(Given records):
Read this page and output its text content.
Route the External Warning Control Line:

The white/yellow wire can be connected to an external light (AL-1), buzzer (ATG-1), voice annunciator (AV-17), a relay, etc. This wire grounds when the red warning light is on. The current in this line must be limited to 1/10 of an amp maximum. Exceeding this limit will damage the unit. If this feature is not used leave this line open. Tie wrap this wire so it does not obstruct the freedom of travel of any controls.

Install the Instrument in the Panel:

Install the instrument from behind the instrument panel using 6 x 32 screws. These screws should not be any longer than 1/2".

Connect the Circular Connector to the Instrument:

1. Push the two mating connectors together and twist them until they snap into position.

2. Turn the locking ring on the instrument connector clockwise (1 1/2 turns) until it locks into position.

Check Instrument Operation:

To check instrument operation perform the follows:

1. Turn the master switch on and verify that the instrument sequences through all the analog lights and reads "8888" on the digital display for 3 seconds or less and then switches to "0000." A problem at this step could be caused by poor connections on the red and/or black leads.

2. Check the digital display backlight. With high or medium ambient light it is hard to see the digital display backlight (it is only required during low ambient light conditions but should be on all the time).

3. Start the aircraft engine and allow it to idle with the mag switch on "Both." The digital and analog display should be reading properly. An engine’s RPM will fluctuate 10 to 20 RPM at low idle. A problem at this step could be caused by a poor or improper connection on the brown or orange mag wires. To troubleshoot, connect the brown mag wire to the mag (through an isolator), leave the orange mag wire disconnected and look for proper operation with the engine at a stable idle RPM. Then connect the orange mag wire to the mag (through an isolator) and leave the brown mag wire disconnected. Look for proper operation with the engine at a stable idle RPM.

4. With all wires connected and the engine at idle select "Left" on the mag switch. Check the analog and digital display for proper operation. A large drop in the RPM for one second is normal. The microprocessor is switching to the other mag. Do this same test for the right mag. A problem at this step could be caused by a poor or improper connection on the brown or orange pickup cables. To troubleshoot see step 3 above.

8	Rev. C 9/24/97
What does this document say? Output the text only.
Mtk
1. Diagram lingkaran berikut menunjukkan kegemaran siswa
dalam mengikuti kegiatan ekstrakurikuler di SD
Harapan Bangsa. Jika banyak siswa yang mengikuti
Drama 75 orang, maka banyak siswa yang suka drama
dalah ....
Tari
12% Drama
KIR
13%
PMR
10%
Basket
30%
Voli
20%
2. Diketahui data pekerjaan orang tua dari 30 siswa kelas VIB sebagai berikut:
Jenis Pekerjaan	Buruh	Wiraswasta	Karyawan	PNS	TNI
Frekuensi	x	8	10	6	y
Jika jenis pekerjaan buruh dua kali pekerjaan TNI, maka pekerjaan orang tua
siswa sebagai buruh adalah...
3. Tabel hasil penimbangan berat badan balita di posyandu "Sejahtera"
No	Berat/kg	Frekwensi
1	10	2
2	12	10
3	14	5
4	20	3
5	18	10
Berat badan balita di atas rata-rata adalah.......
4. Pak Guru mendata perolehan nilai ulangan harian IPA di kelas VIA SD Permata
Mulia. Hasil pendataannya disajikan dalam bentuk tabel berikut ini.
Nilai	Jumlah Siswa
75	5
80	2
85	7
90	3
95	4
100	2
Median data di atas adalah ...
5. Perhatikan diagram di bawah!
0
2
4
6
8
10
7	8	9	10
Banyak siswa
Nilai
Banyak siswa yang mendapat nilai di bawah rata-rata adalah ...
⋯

(Task directions): What is the number of lines containing "balita"? Give that number only.

(Solution to this exercise): 2